■ **WRITTEN TASK**: Answer with one number only: the number of lines that include the word "영덕시외버스티미널".

[Figure contents as structured data]
-*-
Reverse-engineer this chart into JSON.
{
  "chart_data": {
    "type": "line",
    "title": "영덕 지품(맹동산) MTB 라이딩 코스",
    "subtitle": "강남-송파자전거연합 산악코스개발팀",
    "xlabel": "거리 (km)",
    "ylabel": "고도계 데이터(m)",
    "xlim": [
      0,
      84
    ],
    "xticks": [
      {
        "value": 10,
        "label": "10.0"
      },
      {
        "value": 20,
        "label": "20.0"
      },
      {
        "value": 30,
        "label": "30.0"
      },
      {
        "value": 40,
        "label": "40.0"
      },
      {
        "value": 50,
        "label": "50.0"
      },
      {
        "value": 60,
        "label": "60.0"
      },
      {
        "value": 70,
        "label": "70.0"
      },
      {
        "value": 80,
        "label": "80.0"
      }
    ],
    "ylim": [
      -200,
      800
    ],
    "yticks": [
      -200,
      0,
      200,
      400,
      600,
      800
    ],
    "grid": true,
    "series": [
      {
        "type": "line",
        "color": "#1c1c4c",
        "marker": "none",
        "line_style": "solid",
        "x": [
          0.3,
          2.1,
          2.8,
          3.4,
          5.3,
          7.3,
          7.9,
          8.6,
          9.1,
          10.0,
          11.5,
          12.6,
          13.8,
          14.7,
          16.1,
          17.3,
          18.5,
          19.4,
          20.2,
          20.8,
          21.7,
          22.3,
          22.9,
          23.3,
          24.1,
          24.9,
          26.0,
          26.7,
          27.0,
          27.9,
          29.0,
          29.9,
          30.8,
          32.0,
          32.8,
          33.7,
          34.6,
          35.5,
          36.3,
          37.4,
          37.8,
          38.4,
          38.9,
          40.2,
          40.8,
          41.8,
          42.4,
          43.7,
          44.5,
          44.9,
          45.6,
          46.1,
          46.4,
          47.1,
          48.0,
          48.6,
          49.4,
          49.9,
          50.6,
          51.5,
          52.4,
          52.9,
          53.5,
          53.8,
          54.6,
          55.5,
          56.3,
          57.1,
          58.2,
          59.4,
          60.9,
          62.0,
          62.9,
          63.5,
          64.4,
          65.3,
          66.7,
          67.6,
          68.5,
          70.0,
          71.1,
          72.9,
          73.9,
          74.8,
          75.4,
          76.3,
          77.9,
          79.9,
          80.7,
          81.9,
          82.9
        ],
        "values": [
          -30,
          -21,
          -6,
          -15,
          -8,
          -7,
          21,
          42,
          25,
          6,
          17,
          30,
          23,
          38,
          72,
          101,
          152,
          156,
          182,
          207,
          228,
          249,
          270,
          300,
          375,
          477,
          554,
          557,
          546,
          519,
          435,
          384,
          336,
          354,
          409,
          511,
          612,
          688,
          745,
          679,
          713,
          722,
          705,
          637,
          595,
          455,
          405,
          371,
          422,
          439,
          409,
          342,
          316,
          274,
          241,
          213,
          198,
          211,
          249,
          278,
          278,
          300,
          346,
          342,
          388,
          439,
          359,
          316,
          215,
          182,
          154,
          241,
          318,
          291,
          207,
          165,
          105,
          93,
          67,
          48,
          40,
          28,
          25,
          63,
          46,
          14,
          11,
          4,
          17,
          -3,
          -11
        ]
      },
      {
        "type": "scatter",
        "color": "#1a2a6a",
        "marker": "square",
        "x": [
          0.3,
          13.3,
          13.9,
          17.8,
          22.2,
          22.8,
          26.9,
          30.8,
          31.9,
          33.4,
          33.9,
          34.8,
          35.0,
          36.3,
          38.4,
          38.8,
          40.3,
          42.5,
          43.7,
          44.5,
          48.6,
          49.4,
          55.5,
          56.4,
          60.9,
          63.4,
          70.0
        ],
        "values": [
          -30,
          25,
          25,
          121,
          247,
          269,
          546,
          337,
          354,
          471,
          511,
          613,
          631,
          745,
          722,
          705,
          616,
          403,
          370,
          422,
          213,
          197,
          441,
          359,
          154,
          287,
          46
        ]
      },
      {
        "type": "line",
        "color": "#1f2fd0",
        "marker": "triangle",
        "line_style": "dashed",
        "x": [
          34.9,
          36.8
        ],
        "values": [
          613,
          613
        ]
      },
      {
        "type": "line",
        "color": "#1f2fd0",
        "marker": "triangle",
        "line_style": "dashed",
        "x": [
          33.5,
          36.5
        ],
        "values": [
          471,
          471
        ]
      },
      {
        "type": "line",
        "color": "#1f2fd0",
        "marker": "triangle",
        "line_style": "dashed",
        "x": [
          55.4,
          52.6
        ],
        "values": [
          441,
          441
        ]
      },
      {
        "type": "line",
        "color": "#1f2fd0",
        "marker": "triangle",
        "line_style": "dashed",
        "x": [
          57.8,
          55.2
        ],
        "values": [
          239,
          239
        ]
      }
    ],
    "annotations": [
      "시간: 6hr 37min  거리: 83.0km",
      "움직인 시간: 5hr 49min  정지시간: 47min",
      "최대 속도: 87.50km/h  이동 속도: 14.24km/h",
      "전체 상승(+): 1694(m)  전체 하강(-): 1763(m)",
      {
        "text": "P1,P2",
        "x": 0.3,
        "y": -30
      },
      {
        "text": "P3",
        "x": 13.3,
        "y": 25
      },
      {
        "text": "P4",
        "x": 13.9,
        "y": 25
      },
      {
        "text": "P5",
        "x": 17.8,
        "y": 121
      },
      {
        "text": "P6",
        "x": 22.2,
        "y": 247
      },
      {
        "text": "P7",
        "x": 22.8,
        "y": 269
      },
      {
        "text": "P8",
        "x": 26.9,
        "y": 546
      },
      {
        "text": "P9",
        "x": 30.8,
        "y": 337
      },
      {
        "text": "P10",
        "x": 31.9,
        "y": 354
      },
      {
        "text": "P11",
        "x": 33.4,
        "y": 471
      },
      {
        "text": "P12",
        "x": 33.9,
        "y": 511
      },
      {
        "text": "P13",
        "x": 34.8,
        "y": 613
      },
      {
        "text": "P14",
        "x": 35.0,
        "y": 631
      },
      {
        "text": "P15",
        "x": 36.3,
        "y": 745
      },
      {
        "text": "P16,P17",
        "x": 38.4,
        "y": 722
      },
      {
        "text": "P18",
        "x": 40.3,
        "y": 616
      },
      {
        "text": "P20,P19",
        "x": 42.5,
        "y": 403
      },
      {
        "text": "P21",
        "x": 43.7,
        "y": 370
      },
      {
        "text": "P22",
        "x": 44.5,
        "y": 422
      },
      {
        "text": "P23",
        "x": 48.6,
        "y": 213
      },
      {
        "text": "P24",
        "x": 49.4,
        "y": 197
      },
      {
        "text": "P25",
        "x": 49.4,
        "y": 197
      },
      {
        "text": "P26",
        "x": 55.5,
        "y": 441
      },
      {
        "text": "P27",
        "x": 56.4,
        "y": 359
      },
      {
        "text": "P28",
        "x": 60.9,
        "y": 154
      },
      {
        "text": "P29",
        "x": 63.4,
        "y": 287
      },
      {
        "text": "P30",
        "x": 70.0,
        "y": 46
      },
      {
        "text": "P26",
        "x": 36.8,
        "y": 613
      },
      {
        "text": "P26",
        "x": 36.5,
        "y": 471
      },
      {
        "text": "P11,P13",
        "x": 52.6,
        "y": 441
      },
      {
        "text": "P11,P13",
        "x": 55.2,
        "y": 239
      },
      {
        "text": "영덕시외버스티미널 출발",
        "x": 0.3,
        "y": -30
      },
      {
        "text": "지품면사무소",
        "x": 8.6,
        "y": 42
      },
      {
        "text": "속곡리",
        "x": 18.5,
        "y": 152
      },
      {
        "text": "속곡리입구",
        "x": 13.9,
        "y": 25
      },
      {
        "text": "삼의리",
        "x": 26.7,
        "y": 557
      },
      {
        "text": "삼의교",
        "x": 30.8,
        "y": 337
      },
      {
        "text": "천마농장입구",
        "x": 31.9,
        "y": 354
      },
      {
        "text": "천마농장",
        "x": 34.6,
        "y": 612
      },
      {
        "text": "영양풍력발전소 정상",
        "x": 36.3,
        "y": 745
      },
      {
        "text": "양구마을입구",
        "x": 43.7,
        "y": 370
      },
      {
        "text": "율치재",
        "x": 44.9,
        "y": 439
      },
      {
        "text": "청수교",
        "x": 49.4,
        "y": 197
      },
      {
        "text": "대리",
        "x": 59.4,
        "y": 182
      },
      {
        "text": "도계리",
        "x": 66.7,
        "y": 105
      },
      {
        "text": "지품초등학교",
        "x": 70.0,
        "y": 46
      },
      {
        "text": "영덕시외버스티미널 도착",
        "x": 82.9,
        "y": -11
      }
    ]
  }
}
-*-
■ **WRITTEN ANSWER**: 2